## GIVEN TASK
Tally up the lines below that include the word "name". Answer with the number alone.

Data tied to figure images
┄┄┄┄┄┄┄┄┄┄┄┄┄┄┄┄┄┄┄┄

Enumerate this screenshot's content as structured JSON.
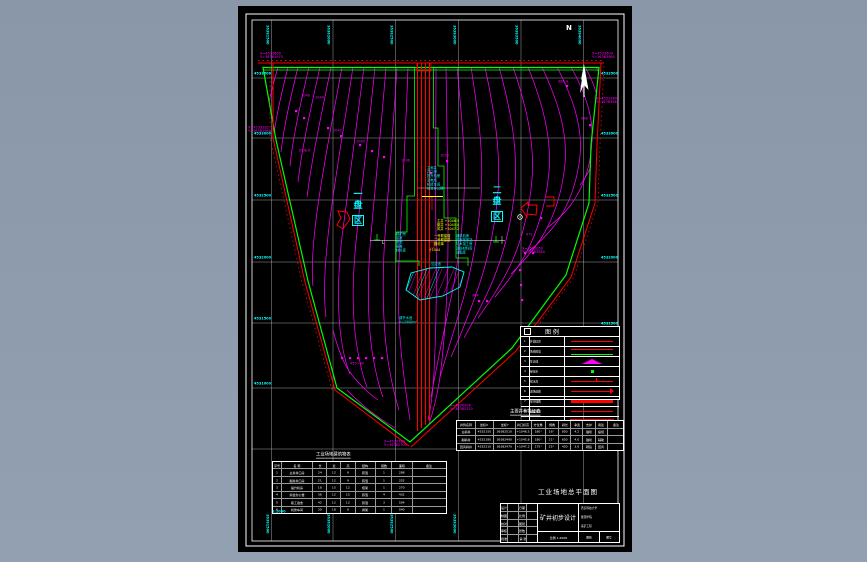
{
  "meta": {
    "description": "CAD mine industrial-site general layout drawing on black model space",
    "colors": {
      "background": "#8e9cae",
      "paper": "#000000",
      "frame": "#ffffff",
      "contour": "#ff00ff",
      "boundary_green": "#00ff00",
      "boundary_red": "#ff0000",
      "annotation_cyan": "#00ffff",
      "annotation_yellow": "#ffff00"
    }
  },
  "frame": {
    "north_letter": "N"
  },
  "grid": {
    "left_row_labels": [
      {
        "x": 254,
        "y": 72,
        "t": "4533500"
      },
      {
        "x": 254,
        "y": 132,
        "t": "4533000"
      },
      {
        "x": 254,
        "y": 194,
        "t": "4532500"
      },
      {
        "x": 254,
        "y": 256,
        "t": "4532000"
      },
      {
        "x": 254,
        "y": 317,
        "t": "4531500"
      },
      {
        "x": 254,
        "y": 382,
        "t": "4531000"
      }
    ],
    "right_row_labels": [
      {
        "x": 601,
        "y": 72,
        "t": "4533500"
      },
      {
        "x": 601,
        "y": 132,
        "t": "4533000"
      },
      {
        "x": 601,
        "y": 194,
        "t": "4532500"
      },
      {
        "x": 601,
        "y": 256,
        "t": "4532000"
      },
      {
        "x": 601,
        "y": 322,
        "t": "4531500"
      },
      {
        "x": 601,
        "y": 382,
        "t": "4531000"
      },
      {
        "x": 601,
        "y": 444,
        "t": "4530500"
      }
    ],
    "top_col_labels": [
      {
        "x": 269,
        "y": 25,
        "t": "36381500",
        "r": 1
      },
      {
        "x": 330,
        "y": 25,
        "t": "36382000",
        "r": 1
      },
      {
        "x": 393,
        "y": 25,
        "t": "36382500",
        "r": 1
      },
      {
        "x": 456,
        "y": 25,
        "t": "36383000",
        "r": 1
      },
      {
        "x": 518,
        "y": 25,
        "t": "36383500",
        "r": 1
      },
      {
        "x": 581,
        "y": 25,
        "t": "36384000",
        "r": 1
      }
    ],
    "bottom_col_labels": [
      {
        "x": 269,
        "y": 514,
        "t": "36381500",
        "r": 1
      },
      {
        "x": 330,
        "y": 514,
        "t": "36382000",
        "r": 1
      },
      {
        "x": 393,
        "y": 514,
        "t": "36382500",
        "r": 1
      },
      {
        "x": 456,
        "y": 514,
        "t": "36383000",
        "r": 1
      }
    ]
  },
  "coord_labels": [
    {
      "x": 248,
      "y": 126,
      "t": "X=4533282",
      "t2": "Y=36381960"
    },
    {
      "x": 260,
      "y": 52,
      "t": "X=4533600",
      "t2": "Y=36381975"
    },
    {
      "x": 592,
      "y": 52,
      "t": "X=4533600",
      "t2": "Y=36383980"
    },
    {
      "x": 596,
      "y": 97,
      "t": "X=4533380",
      "t2": "Y=36383940"
    },
    {
      "x": 450,
      "y": 404,
      "t": "X=4530900",
      "t2": "Y=36383120"
    },
    {
      "x": 384,
      "y": 440,
      "t": "X=4530780",
      "t2": "Y=36382700"
    },
    {
      "x": 522,
      "y": 247,
      "t": "X=4532050",
      "t2": "Y=36383560"
    }
  ],
  "elev_labels": [
    {
      "x": 301,
      "y": 94,
      "t": "1046"
    },
    {
      "x": 315,
      "y": 96,
      "t": "1044"
    },
    {
      "x": 333,
      "y": 129,
      "t": "1042"
    },
    {
      "x": 356,
      "y": 140,
      "t": "1040"
    },
    {
      "x": 558,
      "y": 80,
      "t": "986.4"
    },
    {
      "x": 581,
      "y": 117,
      "t": "988"
    },
    {
      "x": 472,
      "y": 294,
      "t": "964"
    },
    {
      "x": 350,
      "y": 362,
      "t": "455+60"
    },
    {
      "x": 440,
      "y": 154,
      "t": "1038"
    },
    {
      "x": 526,
      "y": 233,
      "t": "972"
    },
    {
      "x": 298,
      "y": 149,
      "t": "1038.6"
    },
    {
      "x": 401,
      "y": 159,
      "t": "1036"
    }
  ],
  "clusters": {
    "top": {
      "x": 427,
      "y": 166,
      "lines": [
        "主斜井",
        "井口房",
        "提升机房",
        "变电所",
        "机修车间",
        "综合办公楼"
      ]
    },
    "left": {
      "x": 396,
      "y": 232,
      "lines": [
        "锅炉房",
        "浴室",
        "食堂",
        "宿舍",
        "材料库"
      ]
    },
    "right": {
      "x": 456,
      "y": 234,
      "lines": [
        "通风机房",
        "瓦斯抽放站",
        "坑木加工房",
        "消防材料库",
        "油脂库"
      ]
    },
    "pond": {
      "x": 399,
      "y": 316,
      "lines": [
        "调节水池",
        "V=2000m³"
      ]
    },
    "pond2": {
      "x": 431,
      "y": 262,
      "lines": [
        "沉淀池"
      ]
    }
  },
  "yellow_notes": {
    "a": {
      "x": 437,
      "y": 219,
      "lines": [
        "主井 +1046.5",
        "副井 +1045.0",
        "风井 +1047.2"
      ]
    },
    "b": {
      "x": 434,
      "y": 234,
      "lines": [
        "一号联建楼",
        "二号联建楼",
        "器材库"
      ]
    },
    "c": {
      "x": 429,
      "y": 248,
      "lines": [
        "+1044"
      ]
    }
  },
  "panels": {
    "left": {
      "chars": [
        "一",
        "盘",
        "区"
      ]
    },
    "right": {
      "chars": [
        "二",
        "盘",
        "区"
      ]
    }
  },
  "legend": {
    "title": "图    例",
    "rows": [
      {
        "n": "1",
        "name": "井田境界",
        "sym": "red-line"
      },
      {
        "n": "2",
        "name": "场地围墙",
        "sym": "red-green"
      },
      {
        "n": "3",
        "name": "等高线",
        "sym": "tent"
      },
      {
        "n": "4",
        "name": "绿化带",
        "sym": "green-dot"
      },
      {
        "n": "5",
        "name": "排水沟",
        "sym": "red-tick"
      },
      {
        "n": "6",
        "name": "进场道路",
        "sym": "red-arrow"
      },
      {
        "n": "7",
        "name": "架空线路",
        "sym": "red-line2"
      },
      {
        "n": "8",
        "name": "运煤通道",
        "sym": "red-line"
      },
      {
        "n": "9",
        "name": "工业广场",
        "sym": "mag-fill"
      },
      {
        "n": "10",
        "name": "其 它",
        "sym": "none"
      }
    ]
  },
  "tables": {
    "left": {
      "title": "工业场地建筑物表",
      "cols": "5 18 8 8 8 12 9 12 20",
      "rows": [
        [
          "序号",
          "名 称",
          "长",
          "宽",
          "高",
          "结构",
          "层数",
          "面积",
          "备注"
        ],
        [
          "1",
          "主井井口房",
          "24",
          "12",
          "9",
          "砖混",
          "1",
          "288",
          ""
        ],
        [
          "2",
          "副井井口房",
          "21",
          "12",
          "9",
          "砖混",
          "1",
          "252",
          ""
        ],
        [
          "3",
          "提升机房",
          "18",
          "15",
          "12",
          "框架",
          "1",
          "270",
          ""
        ],
        [
          "4",
          "综合办公楼",
          "36",
          "12",
          "15",
          "砖混",
          "4",
          "432",
          ""
        ],
        [
          "5",
          "职工宿舍",
          "42",
          "12",
          "12",
          "砖混",
          "3",
          "504",
          ""
        ],
        [
          "6",
          "机修车间",
          "30",
          "18",
          "9",
          "排架",
          "1",
          "540",
          ""
        ]
      ]
    },
    "right": {
      "title": "主要井巷特征表",
      "cols": "12 12 14 10 9 8 8 7 8 8 10",
      "rows": [
        [
          "井筒名称",
          "坐标X",
          "坐标Y",
          "井口标高",
          "方位角",
          "倾角",
          "斜长",
          "净宽",
          "支护",
          "用途",
          "备注"
        ],
        [
          "主斜井",
          "4532150",
          "36382510",
          "+1046.5",
          "180°",
          "16°",
          "850",
          "4.2",
          "锚喷",
          "提煤",
          ""
        ],
        [
          "副斜井",
          "4532180",
          "36382490",
          "+1045.8",
          "180°",
          "21°",
          "650",
          "4.0",
          "锚喷",
          "辅助",
          ""
        ],
        [
          "回风斜井",
          "4532210",
          "36382470",
          "+1047.2",
          "175°",
          "25°",
          "420",
          "3.6",
          "砌碹",
          "回风",
          ""
        ]
      ]
    }
  },
  "title_block": {
    "sig": {
      "cols": "10 16 10 16",
      "rows": [
        [
          "设计",
          "",
          "日期",
          ""
        ],
        [
          "制图",
          "",
          "比例",
          ""
        ],
        [
          "校对",
          "",
          "图别",
          ""
        ],
        [
          "审核",
          "",
          "张数",
          ""
        ],
        [
          "批准",
          "",
          "第 张",
          ""
        ]
      ]
    },
    "main_title": "矿井初步设计",
    "scale_line": "比例 1:2000",
    "right_lines": [
      "西安科技大学",
      "能源学院",
      "采矿工程"
    ],
    "right_bottom": [
      "图别",
      "图号"
    ]
  },
  "titles": {
    "drawing_title": "工业场地总平面图",
    "scale_note": "1:2000"
  }
}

┄┄┄┄┄┄┄┄┄┄┄┄┄┄┄┄┄┄┄┄

## ANSWER TO THE EXERCISE
10